> **WHAT YOU WILL DO**
Repeat the records below exactly.

> **ROWS**

%%

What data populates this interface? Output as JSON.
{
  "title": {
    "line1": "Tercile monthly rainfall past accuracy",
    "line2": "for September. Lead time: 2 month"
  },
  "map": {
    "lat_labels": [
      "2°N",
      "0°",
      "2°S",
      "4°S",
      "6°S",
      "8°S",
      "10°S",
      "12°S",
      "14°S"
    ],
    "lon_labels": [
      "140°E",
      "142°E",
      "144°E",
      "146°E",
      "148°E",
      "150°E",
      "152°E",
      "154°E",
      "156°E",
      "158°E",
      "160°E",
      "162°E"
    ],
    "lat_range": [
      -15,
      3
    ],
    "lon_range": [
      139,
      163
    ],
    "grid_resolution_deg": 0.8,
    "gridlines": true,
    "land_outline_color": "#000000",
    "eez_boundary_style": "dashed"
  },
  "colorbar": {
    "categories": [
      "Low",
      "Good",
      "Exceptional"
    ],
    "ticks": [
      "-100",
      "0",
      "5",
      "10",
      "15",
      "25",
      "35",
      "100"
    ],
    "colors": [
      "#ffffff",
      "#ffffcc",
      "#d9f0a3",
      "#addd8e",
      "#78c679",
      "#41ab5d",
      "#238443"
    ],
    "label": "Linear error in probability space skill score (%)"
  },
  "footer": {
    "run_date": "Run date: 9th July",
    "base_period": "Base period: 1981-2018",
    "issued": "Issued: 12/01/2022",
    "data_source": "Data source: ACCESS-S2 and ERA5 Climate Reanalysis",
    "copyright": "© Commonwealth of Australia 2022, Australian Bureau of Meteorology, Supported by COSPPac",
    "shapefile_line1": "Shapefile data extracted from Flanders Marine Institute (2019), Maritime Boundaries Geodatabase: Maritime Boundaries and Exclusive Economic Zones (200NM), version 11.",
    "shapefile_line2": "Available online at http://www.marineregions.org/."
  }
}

%%

> **RESULT FOR THIS TASK**
What data populates this interface? Output as JSON.
{
  "title": {
    "line1": "Tercile monthly rainfall past accuracy",
    "line2": "for September. Lead time: 2 month"
  },
  "map": {
    "lat_labels": [
      "2°N",
      "0°",
      "2°S",
      "4°S",
      "6°S",
      "8°S",
      "10°S",
      "12°S",
      "14°S"
    ],
    "lon_labels": [
      "140°E",
      "142°E",
      "144°E",
      "146°E",
      "148°E",
      "150°E",
      "152°E",
      "154°E",
      "156°E",
      "158°E",
      "160°E",
      "162°E"
    ],
    "lat_range": [
      -15,
      3
    ],
    "lon_range": [
      139,
      163
    ],
    "grid_resolution_deg": 0.8,
    "gridlines": true,
    "land_outline_color": "#000000",
    "eez_boundary_style": "dashed"
  },
  "colorbar": {
    "categories": [
      "Low",
      "Good",
      "Exceptional"
    ],
    "ticks": [
      "-100",
      "0",
      "5",
      "10",
      "15",
      "25",
      "35",
      "100"
    ],
    "colors": [
      "#ffffff",
      "#ffffcc",
      "#d9f0a3",
      "#addd8e",
      "#78c679",
      "#41ab5d",
      "#238443"
    ],
    "label": "Linear error in probability space skill score (%)"
  },
  "footer": {
    "run_date": "Run date: 9th July",
    "base_period": "Base period: 1981-2018",
    "issued": "Issued: 12/01/2022",
    "data_source": "Data source: ACCESS-S2 and ERA5 Climate Reanalysis",
    "copyright": "© Commonwealth of Australia 2022, Australian Bureau of Meteorology, Supported by COSPPac",
    "shapefile_line1": "Shapefile data extracted from Flanders Marine Institute (2019), Maritime Boundaries Geodatabase: Maritime Boundaries and Exclusive Economic Zones (200NM), version 11.",
    "shapefile_line2": "Available online at http://www.marineregions.org/."
  }
}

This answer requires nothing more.